What to work on | Give the number of lines in the records below that include "source", and nothing more.
+-------+
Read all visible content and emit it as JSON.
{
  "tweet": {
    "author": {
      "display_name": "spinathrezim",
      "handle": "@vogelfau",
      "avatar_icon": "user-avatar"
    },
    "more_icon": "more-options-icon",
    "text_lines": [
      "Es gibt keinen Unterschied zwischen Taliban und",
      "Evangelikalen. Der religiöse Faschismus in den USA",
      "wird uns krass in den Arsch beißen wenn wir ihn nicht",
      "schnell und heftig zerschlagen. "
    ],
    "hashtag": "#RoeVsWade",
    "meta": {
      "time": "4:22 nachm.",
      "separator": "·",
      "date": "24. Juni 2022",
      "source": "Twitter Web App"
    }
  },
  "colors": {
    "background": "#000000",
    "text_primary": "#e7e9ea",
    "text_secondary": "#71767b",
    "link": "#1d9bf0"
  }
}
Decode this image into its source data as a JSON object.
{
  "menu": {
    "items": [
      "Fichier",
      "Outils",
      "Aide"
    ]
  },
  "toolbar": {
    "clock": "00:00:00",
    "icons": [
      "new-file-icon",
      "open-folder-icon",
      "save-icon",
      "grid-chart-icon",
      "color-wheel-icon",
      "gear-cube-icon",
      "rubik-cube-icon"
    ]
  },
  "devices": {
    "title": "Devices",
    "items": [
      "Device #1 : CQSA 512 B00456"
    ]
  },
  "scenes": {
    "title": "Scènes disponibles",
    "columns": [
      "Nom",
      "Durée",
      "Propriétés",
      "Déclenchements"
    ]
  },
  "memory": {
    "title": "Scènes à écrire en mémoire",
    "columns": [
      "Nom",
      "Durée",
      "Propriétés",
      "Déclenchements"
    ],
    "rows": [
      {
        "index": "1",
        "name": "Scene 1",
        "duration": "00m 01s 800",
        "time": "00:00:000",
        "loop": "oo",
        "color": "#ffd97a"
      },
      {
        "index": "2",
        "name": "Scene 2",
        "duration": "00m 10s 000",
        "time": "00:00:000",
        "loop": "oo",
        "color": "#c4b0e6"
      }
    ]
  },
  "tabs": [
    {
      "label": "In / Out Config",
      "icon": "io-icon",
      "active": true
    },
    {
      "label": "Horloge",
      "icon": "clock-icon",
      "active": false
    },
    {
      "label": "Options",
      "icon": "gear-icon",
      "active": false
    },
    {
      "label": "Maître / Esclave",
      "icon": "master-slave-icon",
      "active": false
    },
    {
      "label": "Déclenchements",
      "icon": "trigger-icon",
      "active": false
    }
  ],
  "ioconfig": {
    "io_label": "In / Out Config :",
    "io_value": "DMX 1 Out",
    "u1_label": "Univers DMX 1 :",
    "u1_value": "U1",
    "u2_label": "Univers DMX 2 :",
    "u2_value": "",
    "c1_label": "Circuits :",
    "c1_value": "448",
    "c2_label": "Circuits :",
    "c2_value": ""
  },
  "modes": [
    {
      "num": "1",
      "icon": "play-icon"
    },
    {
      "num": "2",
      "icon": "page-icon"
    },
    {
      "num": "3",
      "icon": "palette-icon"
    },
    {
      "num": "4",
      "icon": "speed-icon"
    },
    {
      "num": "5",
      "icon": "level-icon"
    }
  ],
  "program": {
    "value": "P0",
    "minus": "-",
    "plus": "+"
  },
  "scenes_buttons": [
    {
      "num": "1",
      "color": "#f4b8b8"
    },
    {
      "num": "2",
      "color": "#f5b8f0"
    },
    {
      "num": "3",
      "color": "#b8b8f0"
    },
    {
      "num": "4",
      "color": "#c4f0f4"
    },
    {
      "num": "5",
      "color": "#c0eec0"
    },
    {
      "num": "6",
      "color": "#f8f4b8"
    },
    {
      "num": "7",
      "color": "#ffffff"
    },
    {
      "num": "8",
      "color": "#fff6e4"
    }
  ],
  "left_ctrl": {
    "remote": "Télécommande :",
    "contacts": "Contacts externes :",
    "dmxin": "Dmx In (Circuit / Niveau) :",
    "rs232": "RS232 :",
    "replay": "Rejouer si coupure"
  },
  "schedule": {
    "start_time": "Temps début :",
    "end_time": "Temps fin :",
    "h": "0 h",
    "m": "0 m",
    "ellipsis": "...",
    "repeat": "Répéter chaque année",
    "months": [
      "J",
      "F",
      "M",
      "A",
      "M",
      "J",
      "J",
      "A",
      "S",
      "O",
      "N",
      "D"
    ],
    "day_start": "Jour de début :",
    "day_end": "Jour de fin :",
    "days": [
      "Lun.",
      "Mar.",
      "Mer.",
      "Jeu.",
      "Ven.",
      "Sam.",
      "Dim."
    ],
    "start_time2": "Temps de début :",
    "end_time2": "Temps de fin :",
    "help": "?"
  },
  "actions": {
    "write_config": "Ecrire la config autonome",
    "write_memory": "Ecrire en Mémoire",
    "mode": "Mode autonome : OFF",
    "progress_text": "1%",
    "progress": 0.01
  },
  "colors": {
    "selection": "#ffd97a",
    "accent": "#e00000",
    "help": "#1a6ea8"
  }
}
+-------+
The output | 2